Return all of the entries exactly as written.

++++++++

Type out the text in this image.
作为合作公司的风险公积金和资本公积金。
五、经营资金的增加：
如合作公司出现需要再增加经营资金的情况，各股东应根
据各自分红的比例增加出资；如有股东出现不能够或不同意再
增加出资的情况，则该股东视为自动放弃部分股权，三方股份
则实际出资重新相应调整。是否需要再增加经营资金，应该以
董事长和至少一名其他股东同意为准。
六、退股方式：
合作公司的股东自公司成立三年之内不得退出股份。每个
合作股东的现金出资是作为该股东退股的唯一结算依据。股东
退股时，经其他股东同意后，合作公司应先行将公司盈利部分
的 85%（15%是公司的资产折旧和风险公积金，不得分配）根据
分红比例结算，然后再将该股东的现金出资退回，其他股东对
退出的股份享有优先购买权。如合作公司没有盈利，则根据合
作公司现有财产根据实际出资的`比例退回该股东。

++++++++

* EXERCISE SOLUTION
Type out the text in this image.
作为合作公司的风险公积金和资本公积金。
五、经营资金的增加：
如合作公司出现需要再增加经营资金的情况，各股东应根
据各自分红的比例增加出资；如有股东出现不能够或不同意再
增加出资的情况，则该股东视为自动放弃部分股权，三方股份
则实际出资重新相应调整。是否需要再增加经营资金，应该以
董事长和至少一名其他股东同意为准。
六、退股方式：
合作公司的股东自公司成立三年之内不得退出股份。每个
合作股东的现金出资是作为该股东退股的唯一结算依据。股东
退股时，经其他股东同意后，合作公司应先行将公司盈利部分
的 85%（15%是公司的资产折旧和风险公积金，不得分配）根据
分红比例结算，然后再将该股东的现金出资退回，其他股东对
退出的股份享有优先购买权。如合作公司没有盈利，则根据合
作公司现有财产根据实际出资的`比例退回该股东。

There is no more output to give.